Records from a dataset:
## Start

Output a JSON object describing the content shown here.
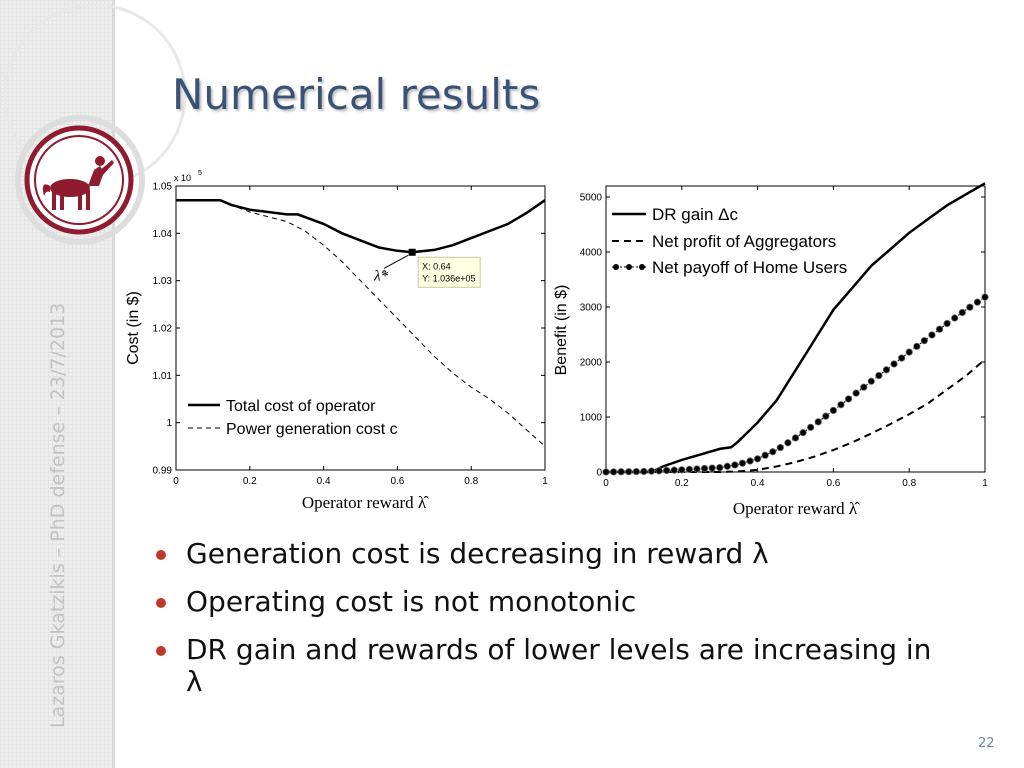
{
  "slide": {
    "title": "Numerical results",
    "sidebar_text": "Lazaros Gkatzikis – PhD defense – 23/7/2013",
    "page_number": "22",
    "bullets": [
      "Generation cost is decreasing in reward  λ",
      "Operating cost is not monotonic",
      "DR gain and rewards of lower levels are increasing in λ"
    ],
    "colors": {
      "title": "#3a5275",
      "bullet": "#c0392b",
      "logo": "#8e1b2e"
    }
  },
  "chart_data": [
    {
      "type": "line",
      "exponent_label": "x 10",
      "exponent_power": "5",
      "xlabel": "Operator reward λ̂",
      "ylabel": "Cost (in $)",
      "xlim": [
        0,
        1
      ],
      "ylim": [
        0.99,
        1.05
      ],
      "x_ticks": [
        "0",
        "0.2",
        "0.4",
        "0.6",
        "0.8",
        "1"
      ],
      "y_ticks": [
        "0.99",
        "1",
        "1.01",
        "1.02",
        "1.03",
        "1.04",
        "1.05"
      ],
      "legend_position": "bottom-left",
      "annotation": {
        "label": "λ̂*",
        "tip_x": "X: 0.64",
        "tip_y": "Y: 1.036e+05",
        "x": 0.64,
        "y": 1.036
      },
      "series": [
        {
          "name": "Total cost of operator",
          "style": "solid",
          "x": [
            0,
            0.05,
            0.12,
            0.15,
            0.2,
            0.25,
            0.3,
            0.33,
            0.4,
            0.45,
            0.5,
            0.55,
            0.6,
            0.64,
            0.7,
            0.75,
            0.8,
            0.85,
            0.9,
            0.95,
            1.0
          ],
          "y": [
            1.047,
            1.047,
            1.047,
            1.046,
            1.045,
            1.0445,
            1.044,
            1.044,
            1.042,
            1.04,
            1.0385,
            1.037,
            1.0363,
            1.036,
            1.0365,
            1.0375,
            1.039,
            1.0405,
            1.042,
            1.0443,
            1.047
          ]
        },
        {
          "name": "Power generation cost c",
          "style": "dashed",
          "x": [
            0,
            0.12,
            0.15,
            0.2,
            0.25,
            0.3,
            0.35,
            0.4,
            0.45,
            0.5,
            0.55,
            0.6,
            0.65,
            0.7,
            0.75,
            0.8,
            0.85,
            0.9,
            0.95,
            1.0
          ],
          "y": [
            1.047,
            1.047,
            1.046,
            1.0445,
            1.0435,
            1.0425,
            1.0405,
            1.0375,
            1.034,
            1.03,
            1.026,
            1.022,
            1.018,
            1.014,
            1.0105,
            1.0075,
            1.005,
            1.002,
            0.9985,
            0.995
          ]
        }
      ]
    },
    {
      "type": "line",
      "xlabel": "Operator reward λ̂",
      "ylabel": "Benefit (in $)",
      "xlim": [
        0,
        1
      ],
      "ylim": [
        0,
        5200
      ],
      "x_ticks": [
        "0",
        "0.2",
        "0.4",
        "0.6",
        "0.8",
        "1"
      ],
      "y_ticks": [
        "0",
        "1000",
        "2000",
        "3000",
        "4000",
        "5000"
      ],
      "legend_position": "top-left",
      "series": [
        {
          "name": "DR gain Δc",
          "style": "solid",
          "x": [
            0,
            0.12,
            0.15,
            0.2,
            0.25,
            0.3,
            0.33,
            0.35,
            0.4,
            0.45,
            0.5,
            0.55,
            0.6,
            0.65,
            0.7,
            0.75,
            0.8,
            0.85,
            0.9,
            0.95,
            1.0
          ],
          "y": [
            0,
            0,
            100,
            220,
            320,
            420,
            450,
            560,
            900,
            1300,
            1850,
            2400,
            2950,
            3350,
            3750,
            4050,
            4350,
            4600,
            4850,
            5050,
            5250
          ]
        },
        {
          "name": "Net profit of Aggregators",
          "style": "dashed",
          "x": [
            0,
            0.3,
            0.35,
            0.4,
            0.45,
            0.5,
            0.55,
            0.6,
            0.65,
            0.7,
            0.75,
            0.8,
            0.85,
            0.9,
            0.95,
            1.0
          ],
          "y": [
            0,
            0,
            10,
            40,
            100,
            180,
            280,
            400,
            540,
            700,
            870,
            1050,
            1250,
            1500,
            1750,
            2050
          ]
        },
        {
          "name": "Net payoff of Home Users",
          "style": "dotted-markers",
          "x": [
            0,
            0.1,
            0.2,
            0.3,
            0.35,
            0.4,
            0.45,
            0.5,
            0.55,
            0.6,
            0.65,
            0.7,
            0.75,
            0.8,
            0.85,
            0.9,
            0.95,
            1.0
          ],
          "y": [
            0,
            10,
            40,
            80,
            140,
            240,
            400,
            620,
            860,
            1120,
            1380,
            1650,
            1910,
            2180,
            2440,
            2700,
            2950,
            3180
          ]
        }
      ]
    }
  ]
}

## End

What the exercise asks: Each line in the listing above that contains "name" should be copied.

Response for this exercise:
          "name": "Total cost of operator",
          "name": "Power generation cost c",
          "name": "DR gain Δc",
          "name": "Net profit of Aggregators",
          "name": "Net payoff of Home Users",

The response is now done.